Task brief → From the entries below, please gather each line containing the string "Model".

--- start of Exercise materials ---

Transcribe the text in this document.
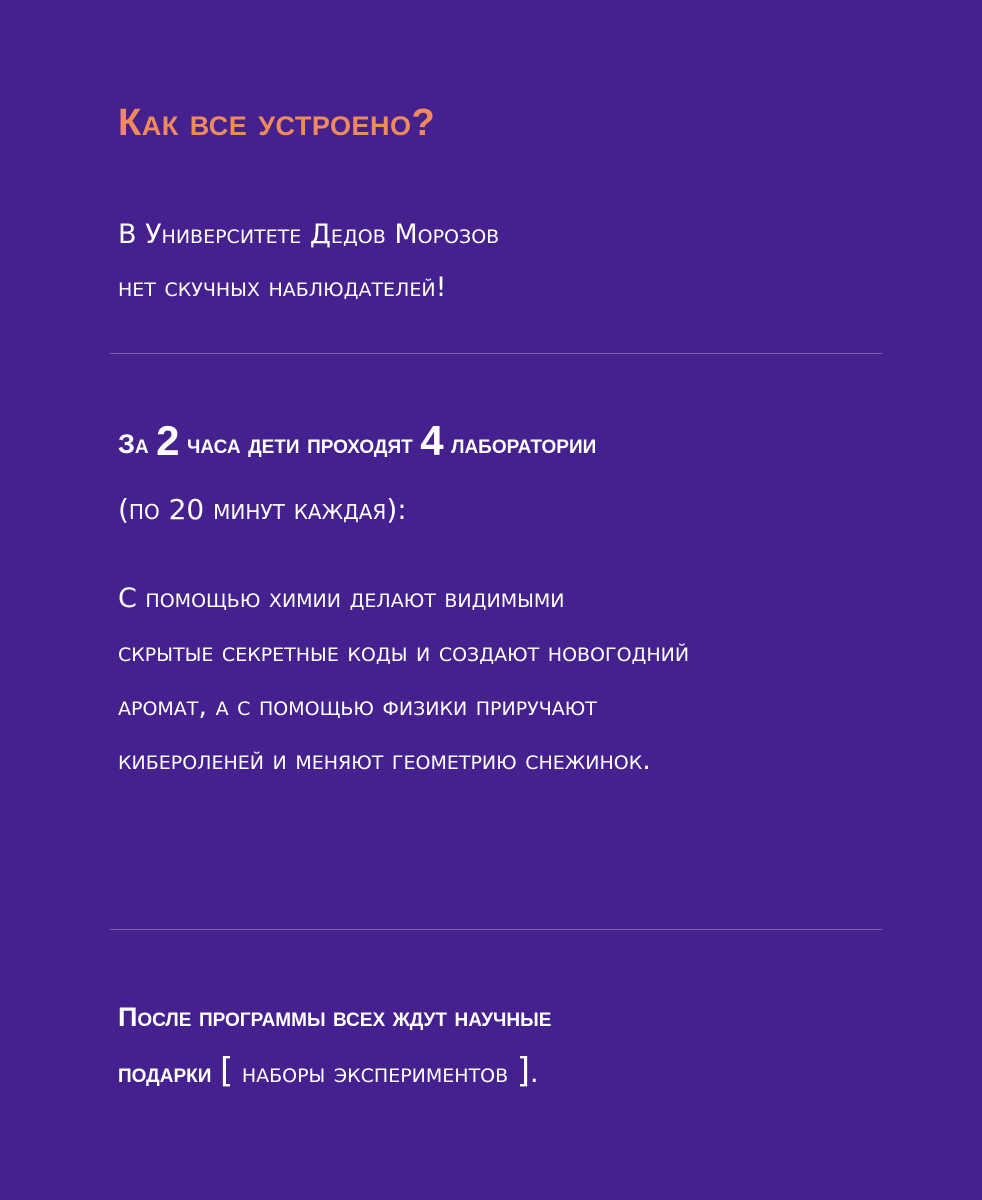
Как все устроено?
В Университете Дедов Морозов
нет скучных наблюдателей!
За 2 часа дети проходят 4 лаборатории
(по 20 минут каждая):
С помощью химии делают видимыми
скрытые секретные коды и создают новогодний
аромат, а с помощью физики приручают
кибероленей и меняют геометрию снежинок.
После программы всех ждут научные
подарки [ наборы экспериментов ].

--- end of Exercise materials ---
--- start of Exercise materials ---

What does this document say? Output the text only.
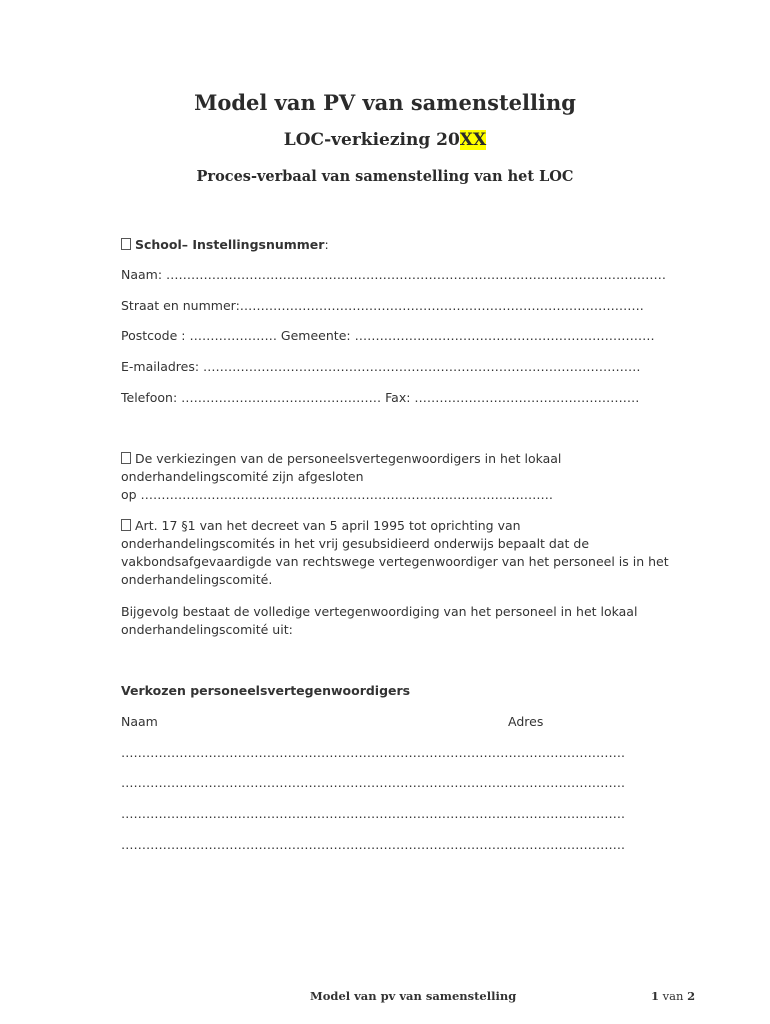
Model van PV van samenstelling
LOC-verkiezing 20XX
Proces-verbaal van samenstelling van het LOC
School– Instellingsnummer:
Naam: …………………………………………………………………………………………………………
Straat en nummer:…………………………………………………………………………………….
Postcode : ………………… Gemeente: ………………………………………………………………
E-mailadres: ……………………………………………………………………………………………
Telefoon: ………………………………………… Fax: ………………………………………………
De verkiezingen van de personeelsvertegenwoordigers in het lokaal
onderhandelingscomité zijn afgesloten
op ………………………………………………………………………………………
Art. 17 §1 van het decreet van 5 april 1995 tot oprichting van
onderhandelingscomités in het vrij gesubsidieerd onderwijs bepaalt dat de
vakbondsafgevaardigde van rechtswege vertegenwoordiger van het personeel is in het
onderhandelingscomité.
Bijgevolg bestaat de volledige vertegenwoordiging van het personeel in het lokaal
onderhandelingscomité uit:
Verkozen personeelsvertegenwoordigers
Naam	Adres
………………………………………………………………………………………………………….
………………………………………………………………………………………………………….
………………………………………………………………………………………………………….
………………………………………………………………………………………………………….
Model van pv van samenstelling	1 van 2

--- end of Exercise materials ---
--- start of Exercise materials ---

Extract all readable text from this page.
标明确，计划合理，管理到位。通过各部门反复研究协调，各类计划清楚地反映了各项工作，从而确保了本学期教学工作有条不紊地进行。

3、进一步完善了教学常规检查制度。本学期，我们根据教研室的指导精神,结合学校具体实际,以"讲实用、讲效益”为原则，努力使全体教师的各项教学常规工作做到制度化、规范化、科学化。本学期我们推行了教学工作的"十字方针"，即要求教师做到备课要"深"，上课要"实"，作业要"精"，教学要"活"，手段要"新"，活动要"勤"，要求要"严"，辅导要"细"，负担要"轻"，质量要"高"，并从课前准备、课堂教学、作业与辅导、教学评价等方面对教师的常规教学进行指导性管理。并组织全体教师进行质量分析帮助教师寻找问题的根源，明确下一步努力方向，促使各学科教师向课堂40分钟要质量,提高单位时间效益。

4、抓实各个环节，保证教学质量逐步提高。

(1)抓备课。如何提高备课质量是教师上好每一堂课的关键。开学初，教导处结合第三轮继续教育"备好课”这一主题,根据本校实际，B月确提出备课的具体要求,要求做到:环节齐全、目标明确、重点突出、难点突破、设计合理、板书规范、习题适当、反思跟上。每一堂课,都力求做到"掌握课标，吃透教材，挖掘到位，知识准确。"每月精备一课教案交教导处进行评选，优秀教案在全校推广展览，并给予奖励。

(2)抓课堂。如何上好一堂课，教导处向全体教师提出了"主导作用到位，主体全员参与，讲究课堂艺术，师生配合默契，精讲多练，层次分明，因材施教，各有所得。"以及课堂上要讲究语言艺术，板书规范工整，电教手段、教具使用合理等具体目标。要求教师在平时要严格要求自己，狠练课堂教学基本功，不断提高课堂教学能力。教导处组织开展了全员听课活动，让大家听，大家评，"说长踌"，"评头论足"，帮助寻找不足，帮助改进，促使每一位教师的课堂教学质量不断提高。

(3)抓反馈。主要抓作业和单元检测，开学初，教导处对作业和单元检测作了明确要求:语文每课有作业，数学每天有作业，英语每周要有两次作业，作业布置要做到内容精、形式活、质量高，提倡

--- end of Exercise materials ---

Result →
Model van PV van samenstelling
Model van pv van samenstelling	1 van 2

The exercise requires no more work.